● Chart and figure data
+++++
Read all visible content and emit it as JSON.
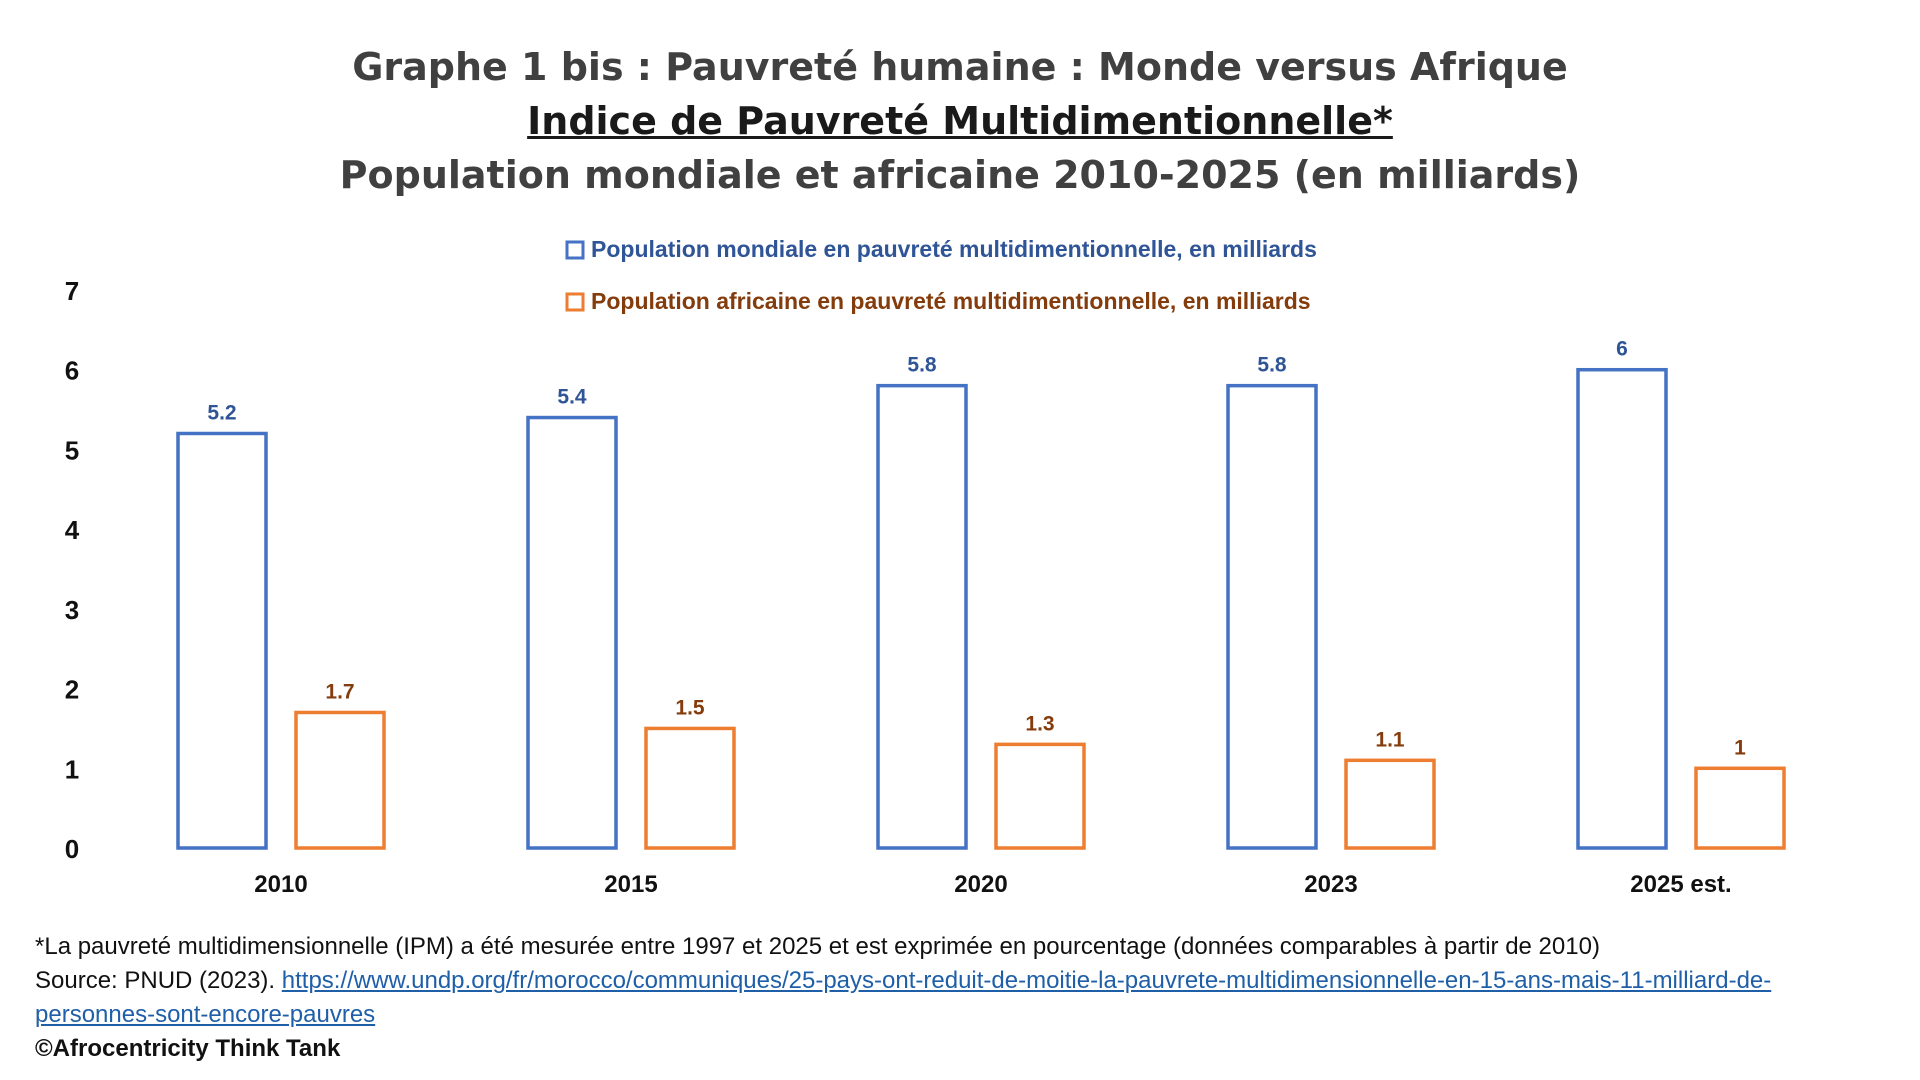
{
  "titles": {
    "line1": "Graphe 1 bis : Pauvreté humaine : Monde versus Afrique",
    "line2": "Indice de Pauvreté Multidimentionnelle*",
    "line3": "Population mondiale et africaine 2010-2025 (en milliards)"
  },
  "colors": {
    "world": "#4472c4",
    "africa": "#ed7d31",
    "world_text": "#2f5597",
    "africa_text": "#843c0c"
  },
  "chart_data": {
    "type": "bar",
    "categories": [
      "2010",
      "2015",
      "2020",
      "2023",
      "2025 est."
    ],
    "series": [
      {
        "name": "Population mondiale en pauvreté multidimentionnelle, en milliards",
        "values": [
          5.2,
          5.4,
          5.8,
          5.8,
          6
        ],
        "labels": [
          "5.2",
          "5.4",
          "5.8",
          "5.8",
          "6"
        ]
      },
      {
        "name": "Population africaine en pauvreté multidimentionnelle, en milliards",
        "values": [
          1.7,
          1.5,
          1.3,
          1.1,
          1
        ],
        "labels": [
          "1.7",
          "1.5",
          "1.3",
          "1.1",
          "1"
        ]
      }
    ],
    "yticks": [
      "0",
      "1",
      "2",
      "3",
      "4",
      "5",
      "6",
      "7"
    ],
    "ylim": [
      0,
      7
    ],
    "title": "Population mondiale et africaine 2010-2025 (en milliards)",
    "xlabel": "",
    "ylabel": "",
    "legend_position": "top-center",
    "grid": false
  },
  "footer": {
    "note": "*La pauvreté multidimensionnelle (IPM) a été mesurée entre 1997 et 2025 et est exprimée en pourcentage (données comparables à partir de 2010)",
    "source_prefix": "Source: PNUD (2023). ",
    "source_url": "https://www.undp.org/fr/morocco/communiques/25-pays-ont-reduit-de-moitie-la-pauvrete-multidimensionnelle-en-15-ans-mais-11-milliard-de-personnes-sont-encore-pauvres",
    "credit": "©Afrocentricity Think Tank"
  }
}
+++++
● Challenge
Write out the entries above word for word. Do not include the pictures.

● Correct response
Read all visible content and emit it as JSON.
{
  "titles": {
    "line1": "Graphe 1 bis : Pauvreté humaine : Monde versus Afrique",
    "line2": "Indice de Pauvreté Multidimentionnelle*",
    "line3": "Population mondiale et africaine 2010-2025 (en milliards)"
  },
  "colors": {
    "world": "#4472c4",
    "africa": "#ed7d31",
    "world_text": "#2f5597",
    "africa_text": "#843c0c"
  },
  "chart_data": {
    "type": "bar",
    "categories": [
      "2010",
      "2015",
      "2020",
      "2023",
      "2025 est."
    ],
    "series": [
      {
        "name": "Population mondiale en pauvreté multidimentionnelle, en milliards",
        "values": [
          5.2,
          5.4,
          5.8,
          5.8,
          6
        ],
        "labels": [
          "5.2",
          "5.4",
          "5.8",
          "5.8",
          "6"
        ]
      },
      {
        "name": "Population africaine en pauvreté multidimentionnelle, en milliards",
        "values": [
          1.7,
          1.5,
          1.3,
          1.1,
          1
        ],
        "labels": [
          "1.7",
          "1.5",
          "1.3",
          "1.1",
          "1"
        ]
      }
    ],
    "yticks": [
      "0",
      "1",
      "2",
      "3",
      "4",
      "5",
      "6",
      "7"
    ],
    "ylim": [
      0,
      7
    ],
    "title": "Population mondiale et africaine 2010-2025 (en milliards)",
    "xlabel": "",
    "ylabel": "",
    "legend_position": "top-center",
    "grid": false
  },
  "footer": {
    "note": "*La pauvreté multidimensionnelle (IPM) a été mesurée entre 1997 et 2025 et est exprimée en pourcentage (données comparables à partir de 2010)",
    "source_prefix": "Source: PNUD (2023). ",
    "source_url": "https://www.undp.org/fr/morocco/communiques/25-pays-ont-reduit-de-moitie-la-pauvrete-multidimensionnelle-en-15-ans-mais-11-milliard-de-personnes-sont-encore-pauvres",
    "credit": "©Afrocentricity Think Tank"
  }
}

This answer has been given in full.